== AIM ==
Retype all the records with nothing changed.

== INPUT DATA ==
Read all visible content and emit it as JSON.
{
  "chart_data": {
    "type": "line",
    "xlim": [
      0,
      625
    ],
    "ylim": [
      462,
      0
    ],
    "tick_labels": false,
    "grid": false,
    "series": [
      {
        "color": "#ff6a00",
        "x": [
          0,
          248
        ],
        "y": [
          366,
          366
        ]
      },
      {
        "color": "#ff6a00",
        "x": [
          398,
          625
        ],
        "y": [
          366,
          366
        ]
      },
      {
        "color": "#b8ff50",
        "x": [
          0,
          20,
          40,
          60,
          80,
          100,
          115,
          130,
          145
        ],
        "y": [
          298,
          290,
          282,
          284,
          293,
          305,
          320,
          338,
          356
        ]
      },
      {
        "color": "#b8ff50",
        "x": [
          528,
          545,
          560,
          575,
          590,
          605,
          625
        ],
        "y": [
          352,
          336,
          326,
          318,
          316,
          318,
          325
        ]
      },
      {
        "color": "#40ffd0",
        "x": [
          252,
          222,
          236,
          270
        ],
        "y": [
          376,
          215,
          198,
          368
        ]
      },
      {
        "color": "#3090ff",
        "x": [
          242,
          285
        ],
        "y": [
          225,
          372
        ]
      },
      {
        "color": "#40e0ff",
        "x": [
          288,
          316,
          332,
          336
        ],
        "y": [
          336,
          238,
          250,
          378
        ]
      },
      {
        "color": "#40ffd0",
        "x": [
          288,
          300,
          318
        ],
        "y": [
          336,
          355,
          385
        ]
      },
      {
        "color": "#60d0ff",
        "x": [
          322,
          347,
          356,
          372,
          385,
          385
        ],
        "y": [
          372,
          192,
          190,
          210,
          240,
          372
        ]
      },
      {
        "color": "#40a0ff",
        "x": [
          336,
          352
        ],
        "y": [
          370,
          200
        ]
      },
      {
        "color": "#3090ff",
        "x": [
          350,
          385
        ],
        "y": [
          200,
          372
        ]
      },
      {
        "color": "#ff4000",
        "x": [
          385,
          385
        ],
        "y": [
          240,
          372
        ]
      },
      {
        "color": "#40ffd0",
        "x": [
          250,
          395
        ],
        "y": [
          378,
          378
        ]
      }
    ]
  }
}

== ANSWER FOR THE TASK ==
Read all visible content and emit it as JSON.
{
  "chart_data": {
    "type": "line",
    "xlim": [
      0,
      625
    ],
    "ylim": [
      462,
      0
    ],
    "tick_labels": false,
    "grid": false,
    "series": [
      {
        "color": "#ff6a00",
        "x": [
          0,
          248
        ],
        "y": [
          366,
          366
        ]
      },
      {
        "color": "#ff6a00",
        "x": [
          398,
          625
        ],
        "y": [
          366,
          366
        ]
      },
      {
        "color": "#b8ff50",
        "x": [
          0,
          20,
          40,
          60,
          80,
          100,
          115,
          130,
          145
        ],
        "y": [
          298,
          290,
          282,
          284,
          293,
          305,
          320,
          338,
          356
        ]
      },
      {
        "color": "#b8ff50",
        "x": [
          528,
          545,
          560,
          575,
          590,
          605,
          625
        ],
        "y": [
          352,
          336,
          326,
          318,
          316,
          318,
          325
        ]
      },
      {
        "color": "#40ffd0",
        "x": [
          252,
          222,
          236,
          270
        ],
        "y": [
          376,
          215,
          198,
          368
        ]
      },
      {
        "color": "#3090ff",
        "x": [
          242,
          285
        ],
        "y": [
          225,
          372
        ]
      },
      {
        "color": "#40e0ff",
        "x": [
          288,
          316,
          332,
          336
        ],
        "y": [
          336,
          238,
          250,
          378
        ]
      },
      {
        "color": "#40ffd0",
        "x": [
          288,
          300,
          318
        ],
        "y": [
          336,
          355,
          385
        ]
      },
      {
        "color": "#60d0ff",
        "x": [
          322,
          347,
          356,
          372,
          385,
          385
        ],
        "y": [
          372,
          192,
          190,
          210,
          240,
          372
        ]
      },
      {
        "color": "#40a0ff",
        "x": [
          336,
          352
        ],
        "y": [
          370,
          200
        ]
      },
      {
        "color": "#3090ff",
        "x": [
          350,
          385
        ],
        "y": [
          200,
          372
        ]
      },
      {
        "color": "#ff4000",
        "x": [
          385,
          385
        ],
        "y": [
          240,
          372
        ]
      },
      {
        "color": "#40ffd0",
        "x": [
          250,
          395
        ],
        "y": [
          378,
          378
        ]
      }
    ]
  }
}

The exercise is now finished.